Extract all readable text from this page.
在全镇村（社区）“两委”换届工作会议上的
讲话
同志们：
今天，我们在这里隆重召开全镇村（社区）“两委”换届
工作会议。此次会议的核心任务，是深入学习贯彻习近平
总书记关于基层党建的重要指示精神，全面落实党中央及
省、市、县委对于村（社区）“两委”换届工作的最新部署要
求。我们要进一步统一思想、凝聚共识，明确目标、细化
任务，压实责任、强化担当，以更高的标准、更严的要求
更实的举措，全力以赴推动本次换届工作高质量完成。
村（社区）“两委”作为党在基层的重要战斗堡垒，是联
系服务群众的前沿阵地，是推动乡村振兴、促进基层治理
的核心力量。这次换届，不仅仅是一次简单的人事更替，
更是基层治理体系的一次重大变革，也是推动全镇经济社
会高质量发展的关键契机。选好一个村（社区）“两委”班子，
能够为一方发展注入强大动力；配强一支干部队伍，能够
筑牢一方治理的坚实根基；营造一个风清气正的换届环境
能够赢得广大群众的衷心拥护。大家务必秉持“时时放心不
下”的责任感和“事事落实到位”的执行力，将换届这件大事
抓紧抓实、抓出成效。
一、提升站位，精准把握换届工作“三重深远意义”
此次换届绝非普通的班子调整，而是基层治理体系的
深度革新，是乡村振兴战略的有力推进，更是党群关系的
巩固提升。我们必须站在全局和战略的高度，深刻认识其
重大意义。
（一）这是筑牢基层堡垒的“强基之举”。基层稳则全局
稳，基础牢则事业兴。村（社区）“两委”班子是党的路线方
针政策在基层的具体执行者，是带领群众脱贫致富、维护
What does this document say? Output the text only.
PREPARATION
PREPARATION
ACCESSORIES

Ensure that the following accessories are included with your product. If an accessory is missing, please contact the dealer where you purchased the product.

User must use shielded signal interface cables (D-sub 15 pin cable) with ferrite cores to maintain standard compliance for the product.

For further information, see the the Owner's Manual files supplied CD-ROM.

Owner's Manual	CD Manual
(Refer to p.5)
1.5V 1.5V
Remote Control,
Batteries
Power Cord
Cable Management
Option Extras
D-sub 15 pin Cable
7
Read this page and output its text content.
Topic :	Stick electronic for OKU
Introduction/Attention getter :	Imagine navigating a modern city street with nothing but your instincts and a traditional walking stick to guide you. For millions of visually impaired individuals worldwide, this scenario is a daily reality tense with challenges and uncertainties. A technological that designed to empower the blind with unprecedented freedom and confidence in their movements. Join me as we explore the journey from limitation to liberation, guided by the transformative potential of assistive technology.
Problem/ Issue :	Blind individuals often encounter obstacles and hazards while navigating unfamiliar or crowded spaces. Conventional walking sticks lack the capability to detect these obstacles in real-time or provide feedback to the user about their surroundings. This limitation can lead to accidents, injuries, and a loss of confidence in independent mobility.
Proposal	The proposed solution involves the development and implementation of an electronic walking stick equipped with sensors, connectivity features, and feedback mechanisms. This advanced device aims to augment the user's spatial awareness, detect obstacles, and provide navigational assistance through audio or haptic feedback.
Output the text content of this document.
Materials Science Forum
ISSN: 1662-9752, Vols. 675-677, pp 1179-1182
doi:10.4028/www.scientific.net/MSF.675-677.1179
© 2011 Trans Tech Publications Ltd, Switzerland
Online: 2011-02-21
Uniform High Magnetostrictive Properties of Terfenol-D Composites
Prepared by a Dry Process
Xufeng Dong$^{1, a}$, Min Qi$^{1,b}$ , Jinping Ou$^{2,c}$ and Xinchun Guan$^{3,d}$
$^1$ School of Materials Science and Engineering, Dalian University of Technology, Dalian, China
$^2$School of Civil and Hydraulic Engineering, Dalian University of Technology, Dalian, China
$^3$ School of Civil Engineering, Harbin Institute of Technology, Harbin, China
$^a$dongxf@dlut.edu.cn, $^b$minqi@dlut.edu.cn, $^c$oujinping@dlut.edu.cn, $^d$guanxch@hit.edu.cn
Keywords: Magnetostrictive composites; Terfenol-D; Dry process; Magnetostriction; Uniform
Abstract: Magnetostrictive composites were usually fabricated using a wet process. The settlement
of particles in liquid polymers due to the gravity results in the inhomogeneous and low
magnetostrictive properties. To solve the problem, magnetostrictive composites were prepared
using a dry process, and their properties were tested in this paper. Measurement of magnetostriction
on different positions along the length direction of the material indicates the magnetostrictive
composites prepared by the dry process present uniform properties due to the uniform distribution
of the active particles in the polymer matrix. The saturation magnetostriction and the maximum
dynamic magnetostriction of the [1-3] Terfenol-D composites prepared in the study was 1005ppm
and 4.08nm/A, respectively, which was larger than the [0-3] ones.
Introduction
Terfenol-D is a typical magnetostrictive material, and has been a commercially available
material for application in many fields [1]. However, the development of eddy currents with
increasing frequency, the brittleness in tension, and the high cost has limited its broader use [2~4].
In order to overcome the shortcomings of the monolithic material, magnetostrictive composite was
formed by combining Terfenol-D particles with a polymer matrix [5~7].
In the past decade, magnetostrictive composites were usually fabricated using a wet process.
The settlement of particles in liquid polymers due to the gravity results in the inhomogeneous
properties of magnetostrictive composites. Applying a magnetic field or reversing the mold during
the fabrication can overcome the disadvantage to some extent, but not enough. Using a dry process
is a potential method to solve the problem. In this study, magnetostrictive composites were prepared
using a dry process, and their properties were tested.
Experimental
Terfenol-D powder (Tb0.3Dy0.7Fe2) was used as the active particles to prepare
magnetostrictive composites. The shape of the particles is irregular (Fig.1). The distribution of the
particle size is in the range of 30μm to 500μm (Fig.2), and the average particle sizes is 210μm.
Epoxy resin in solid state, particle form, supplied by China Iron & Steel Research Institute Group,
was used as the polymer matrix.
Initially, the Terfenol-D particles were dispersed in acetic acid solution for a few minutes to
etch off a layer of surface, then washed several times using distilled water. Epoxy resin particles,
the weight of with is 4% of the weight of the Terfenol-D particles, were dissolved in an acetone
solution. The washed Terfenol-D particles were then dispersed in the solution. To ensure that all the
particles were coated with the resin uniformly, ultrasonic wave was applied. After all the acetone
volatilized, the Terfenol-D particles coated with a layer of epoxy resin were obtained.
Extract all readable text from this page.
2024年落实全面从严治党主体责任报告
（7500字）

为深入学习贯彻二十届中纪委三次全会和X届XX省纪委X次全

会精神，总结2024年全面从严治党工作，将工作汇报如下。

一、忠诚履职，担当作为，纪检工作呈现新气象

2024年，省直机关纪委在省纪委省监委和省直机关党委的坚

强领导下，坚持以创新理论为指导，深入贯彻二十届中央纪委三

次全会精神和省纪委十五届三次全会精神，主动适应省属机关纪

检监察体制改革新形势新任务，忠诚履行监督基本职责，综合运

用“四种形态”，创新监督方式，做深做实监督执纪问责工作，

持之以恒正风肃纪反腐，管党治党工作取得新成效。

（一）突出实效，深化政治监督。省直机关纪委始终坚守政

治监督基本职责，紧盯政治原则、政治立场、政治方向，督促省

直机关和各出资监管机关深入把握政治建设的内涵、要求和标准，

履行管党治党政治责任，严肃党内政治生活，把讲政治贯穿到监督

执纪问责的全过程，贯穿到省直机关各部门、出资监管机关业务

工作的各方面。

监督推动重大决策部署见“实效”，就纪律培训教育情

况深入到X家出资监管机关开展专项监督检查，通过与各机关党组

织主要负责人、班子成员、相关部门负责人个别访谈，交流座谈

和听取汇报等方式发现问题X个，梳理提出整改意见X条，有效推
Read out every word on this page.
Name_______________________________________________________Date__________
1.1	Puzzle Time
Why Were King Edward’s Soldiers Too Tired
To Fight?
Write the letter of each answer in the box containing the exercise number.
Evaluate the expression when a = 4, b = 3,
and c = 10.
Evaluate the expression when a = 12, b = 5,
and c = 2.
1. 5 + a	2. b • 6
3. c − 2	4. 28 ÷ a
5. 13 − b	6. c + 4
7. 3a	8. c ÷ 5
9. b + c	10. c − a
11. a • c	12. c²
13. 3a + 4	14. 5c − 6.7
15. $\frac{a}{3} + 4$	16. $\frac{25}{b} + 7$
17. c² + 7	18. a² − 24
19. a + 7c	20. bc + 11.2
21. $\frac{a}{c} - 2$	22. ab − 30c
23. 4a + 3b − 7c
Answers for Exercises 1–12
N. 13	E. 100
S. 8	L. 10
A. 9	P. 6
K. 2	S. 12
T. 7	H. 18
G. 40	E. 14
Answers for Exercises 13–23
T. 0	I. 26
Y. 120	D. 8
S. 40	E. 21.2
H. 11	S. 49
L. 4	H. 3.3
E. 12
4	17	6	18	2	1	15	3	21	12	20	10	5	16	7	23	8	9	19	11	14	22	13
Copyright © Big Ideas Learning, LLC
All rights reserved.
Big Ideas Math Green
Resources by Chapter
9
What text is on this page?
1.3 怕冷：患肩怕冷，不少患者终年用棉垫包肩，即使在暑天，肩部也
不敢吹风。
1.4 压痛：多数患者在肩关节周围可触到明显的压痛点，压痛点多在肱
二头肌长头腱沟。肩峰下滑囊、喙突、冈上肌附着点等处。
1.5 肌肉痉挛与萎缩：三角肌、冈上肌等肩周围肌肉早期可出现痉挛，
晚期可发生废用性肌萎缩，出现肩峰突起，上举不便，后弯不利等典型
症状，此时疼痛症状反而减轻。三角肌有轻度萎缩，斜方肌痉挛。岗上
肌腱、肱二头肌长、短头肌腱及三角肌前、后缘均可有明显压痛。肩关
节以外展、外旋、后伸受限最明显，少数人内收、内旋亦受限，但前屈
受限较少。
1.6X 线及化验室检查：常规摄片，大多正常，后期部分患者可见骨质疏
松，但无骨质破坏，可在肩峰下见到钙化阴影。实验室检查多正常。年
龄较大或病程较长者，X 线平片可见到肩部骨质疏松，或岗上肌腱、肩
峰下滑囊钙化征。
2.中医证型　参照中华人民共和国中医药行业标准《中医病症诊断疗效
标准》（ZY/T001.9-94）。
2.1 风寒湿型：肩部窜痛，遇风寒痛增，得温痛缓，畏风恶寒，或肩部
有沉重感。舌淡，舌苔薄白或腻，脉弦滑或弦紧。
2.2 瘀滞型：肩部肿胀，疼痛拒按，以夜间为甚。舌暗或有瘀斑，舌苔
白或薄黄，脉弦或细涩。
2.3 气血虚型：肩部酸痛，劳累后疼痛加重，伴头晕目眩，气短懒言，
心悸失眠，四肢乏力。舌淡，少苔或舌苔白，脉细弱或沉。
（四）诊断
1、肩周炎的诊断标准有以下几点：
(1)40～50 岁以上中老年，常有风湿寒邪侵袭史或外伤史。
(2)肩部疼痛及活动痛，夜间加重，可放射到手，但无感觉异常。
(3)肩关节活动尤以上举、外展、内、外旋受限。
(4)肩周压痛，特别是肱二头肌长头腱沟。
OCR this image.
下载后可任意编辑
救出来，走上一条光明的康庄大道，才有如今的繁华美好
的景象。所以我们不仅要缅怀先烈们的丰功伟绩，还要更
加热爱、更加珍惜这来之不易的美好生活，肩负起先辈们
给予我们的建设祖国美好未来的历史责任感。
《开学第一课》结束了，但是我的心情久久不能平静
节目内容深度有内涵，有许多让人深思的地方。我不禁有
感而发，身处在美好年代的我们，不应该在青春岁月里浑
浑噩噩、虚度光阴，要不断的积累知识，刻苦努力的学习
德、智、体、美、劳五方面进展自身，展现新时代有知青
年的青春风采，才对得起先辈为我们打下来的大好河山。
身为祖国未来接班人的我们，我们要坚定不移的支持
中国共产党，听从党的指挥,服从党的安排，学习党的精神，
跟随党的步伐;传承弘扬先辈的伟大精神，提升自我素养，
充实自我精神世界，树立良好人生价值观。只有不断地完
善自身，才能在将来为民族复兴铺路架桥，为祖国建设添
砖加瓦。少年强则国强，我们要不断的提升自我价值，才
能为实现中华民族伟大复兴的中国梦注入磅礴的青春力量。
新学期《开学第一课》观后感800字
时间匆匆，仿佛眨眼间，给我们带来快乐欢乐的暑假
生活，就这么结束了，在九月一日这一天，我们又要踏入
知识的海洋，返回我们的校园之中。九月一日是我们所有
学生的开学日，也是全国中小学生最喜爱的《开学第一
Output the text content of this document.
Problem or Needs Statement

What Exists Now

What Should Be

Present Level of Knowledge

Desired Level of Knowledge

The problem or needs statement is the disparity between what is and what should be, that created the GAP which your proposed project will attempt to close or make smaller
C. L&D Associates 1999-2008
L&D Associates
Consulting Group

▸ TASK TO CARRY OUT:
Go through the records and gather the lines that hold "supplied".

▸ OUTPUT FOR THIS TASK:
For further information, see the the Owner's Manual files supplied CD-ROM.
Epoxy resin in solid state, particle form, supplied by China Iron & Steel Research Institute Group,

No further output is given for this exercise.